TASK BRIEF: Leave out the pictures and reproduce all of the data exactly.

** START DATA PROVIDED **

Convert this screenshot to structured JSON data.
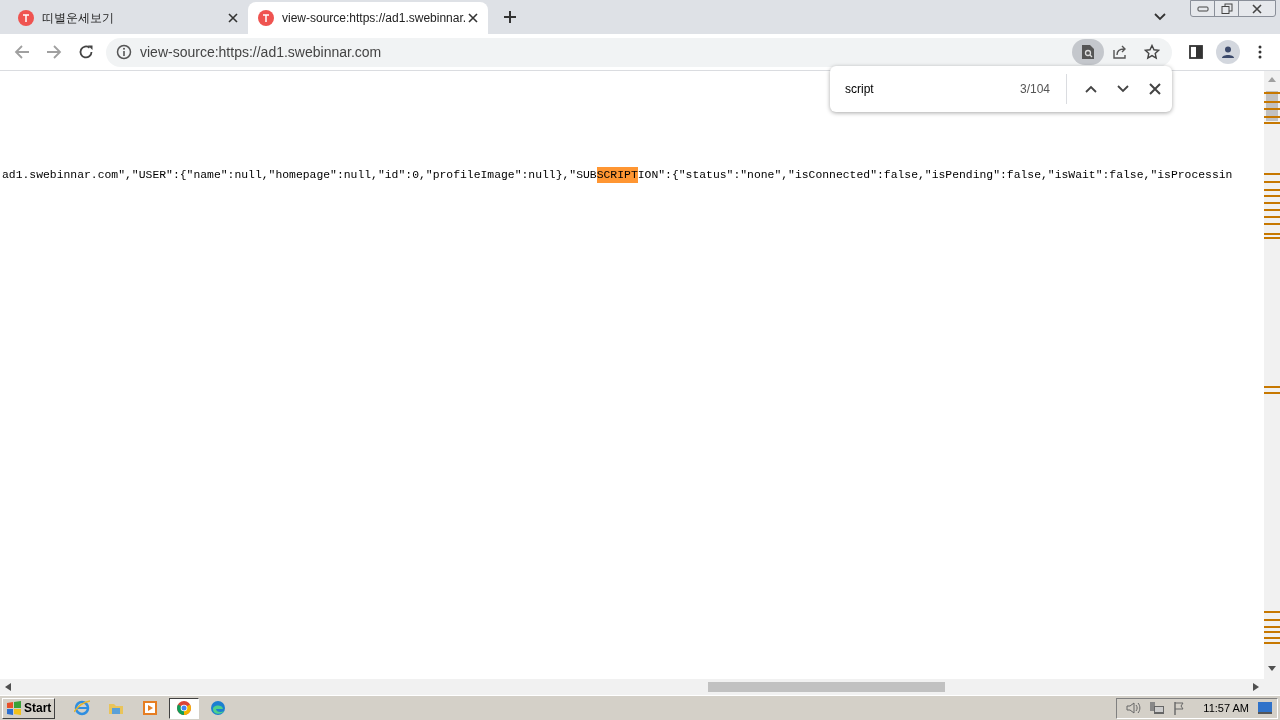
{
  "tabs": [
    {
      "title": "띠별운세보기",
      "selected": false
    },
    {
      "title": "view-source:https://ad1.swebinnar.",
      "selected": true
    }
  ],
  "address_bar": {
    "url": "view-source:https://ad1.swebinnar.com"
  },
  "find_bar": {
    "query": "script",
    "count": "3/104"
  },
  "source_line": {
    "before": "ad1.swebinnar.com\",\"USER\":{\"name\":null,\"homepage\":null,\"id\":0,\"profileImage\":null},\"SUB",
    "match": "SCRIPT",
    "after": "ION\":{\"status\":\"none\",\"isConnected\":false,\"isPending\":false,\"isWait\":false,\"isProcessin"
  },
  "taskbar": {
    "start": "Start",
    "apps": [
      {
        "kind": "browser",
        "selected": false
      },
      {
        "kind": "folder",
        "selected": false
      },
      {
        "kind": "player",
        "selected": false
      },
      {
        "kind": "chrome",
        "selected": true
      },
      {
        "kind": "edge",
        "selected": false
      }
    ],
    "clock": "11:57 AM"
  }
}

** END DATA PROVIDED **

ANSWER TO THIS TASK:
Convert this screenshot to structured JSON data.
{
  "tabs": [
    {
      "title": "띠별운세보기",
      "selected": false
    },
    {
      "title": "view-source:https://ad1.swebinnar.",
      "selected": true
    }
  ],
  "address_bar": {
    "url": "view-source:https://ad1.swebinnar.com"
  },
  "find_bar": {
    "query": "script",
    "count": "3/104"
  },
  "source_line": {
    "before": "ad1.swebinnar.com\",\"USER\":{\"name\":null,\"homepage\":null,\"id\":0,\"profileImage\":null},\"SUB",
    "match": "SCRIPT",
    "after": "ION\":{\"status\":\"none\",\"isConnected\":false,\"isPending\":false,\"isWait\":false,\"isProcessin"
  },
  "taskbar": {
    "start": "Start",
    "apps": [
      {
        "kind": "browser",
        "selected": false
      },
      {
        "kind": "folder",
        "selected": false
      },
      {
        "kind": "player",
        "selected": false
      },
      {
        "kind": "chrome",
        "selected": true
      },
      {
        "kind": "edge",
        "selected": false
      }
    ],
    "clock": "11:57 AM"
  }
}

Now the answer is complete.